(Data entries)
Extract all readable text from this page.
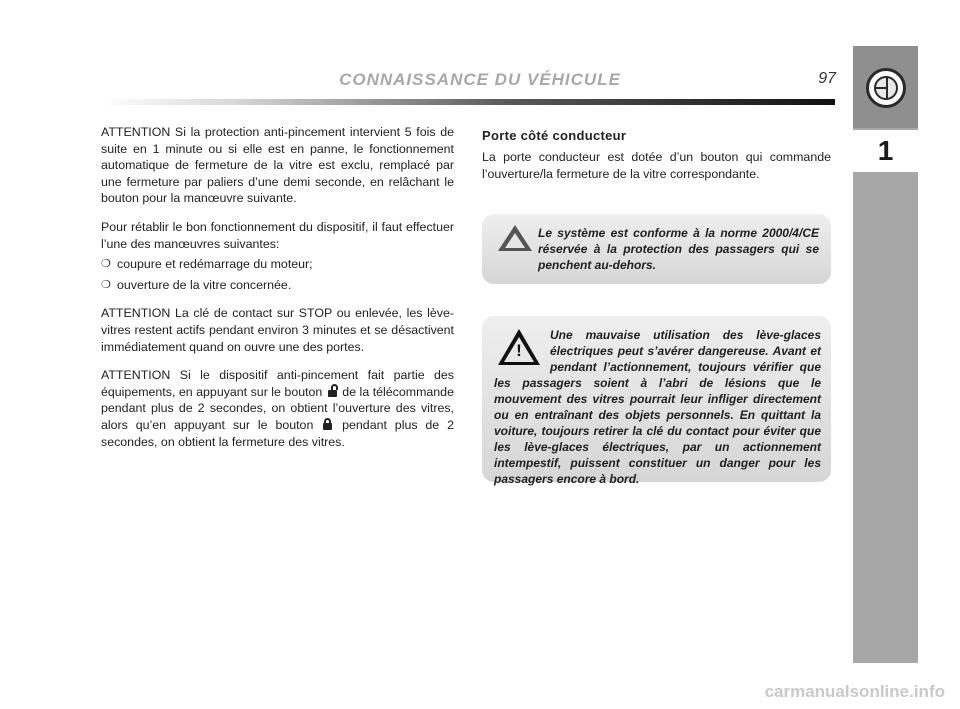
CONNAISSANCE DU VÉHICULE	97
1

ATTENTION Si la protection anti-pincement intervient 5 fois de suite en 1 minute ou si elle est en panne, le fonctionnement automatique de fermeture de la vitre est exclu, remplacé par une fermeture par paliers d’une demi seconde, en relâchant le bouton pour la manœuvre suivante.

Pour rétablir le bon fonctionnement du dispositif, il faut effectuer l’une des manœuvres suivantes:

❍ coupure et redémarrage du moteur;
❍ ouverture de la vitre concernée.

ATTENTION La clé de contact sur STOP ou enlevée, les lève-vitres restent actifs pendant environ 3 minutes et se désactivent immédiatement quand on ouvre une des portes.

ATTENTION Si le dispositif anti-pincement fait partie des équipements, en appuyant sur le bouton de la télécommande pendant plus de 2 secondes, on obtient l’ouverture des vitres, alors qu’en appuyant sur le bouton pendant plus de 2 secondes, on obtient la fermeture des vitres.

Porte côté conducteur
La porte conducteur est dotée d’un bouton qui commande l’ouverture/la fermeture de la vitre correspondante.
Le système est conforme à la norme 2000/4/CE réservée à la protection des passagers qui se penchent au-dehors.
!
Une mauvaise utilisation des lève-glaces électriques peut s’avérer dangereuse. Avant et pendant l’actionnement, toujours vérifier que les passagers soient à l’abri de lésions que le mouvement des vitres pourrait leur infliger directement ou en entraînant des objets personnels. En quittant la voiture, toujours retirer la clé du contact pour éviter que les lève-glaces électriques, par un actionnement intempestif, puissent constituer un danger pour les passagers encore à bord.
carmanualsonline.info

> _WRITTEN INSTRUCTION_: Write the records out once more, exactly as they appear, with no pictures.

> _ANSWER BELOW_:
Extract all readable text from this page.
CONNAISSANCE DU VÉHICULE	97
1

ATTENTION Si la protection anti-pincement intervient 5 fois de suite en 1 minute ou si elle est en panne, le fonctionnement automatique de fermeture de la vitre est exclu, remplacé par une fermeture par paliers d’une demi seconde, en relâchant le bouton pour la manœuvre suivante.

Pour rétablir le bon fonctionnement du dispositif, il faut effectuer l’une des manœuvres suivantes:

❍ coupure et redémarrage du moteur;
❍ ouverture de la vitre concernée.

ATTENTION La clé de contact sur STOP ou enlevée, les lève-vitres restent actifs pendant environ 3 minutes et se désactivent immédiatement quand on ouvre une des portes.

ATTENTION Si le dispositif anti-pincement fait partie des équipements, en appuyant sur le bouton de la télécommande pendant plus de 2 secondes, on obtient l’ouverture des vitres, alors qu’en appuyant sur le bouton pendant plus de 2 secondes, on obtient la fermeture des vitres.

Porte côté conducteur
La porte conducteur est dotée d’un bouton qui commande l’ouverture/la fermeture de la vitre correspondante.
Le système est conforme à la norme 2000/4/CE réservée à la protection des passagers qui se penchent au-dehors.
!
Une mauvaise utilisation des lève-glaces électriques peut s’avérer dangereuse. Avant et pendant l’actionnement, toujours vérifier que les passagers soient à l’abri de lésions que le mouvement des vitres pourrait leur infliger directement ou en entraînant des objets personnels. En quittant la voiture, toujours retirer la clé du contact pour éviter que les lève-glaces électriques, par un actionnement intempestif, puissent constituer un danger pour les passagers encore à bord.
carmanualsonline.info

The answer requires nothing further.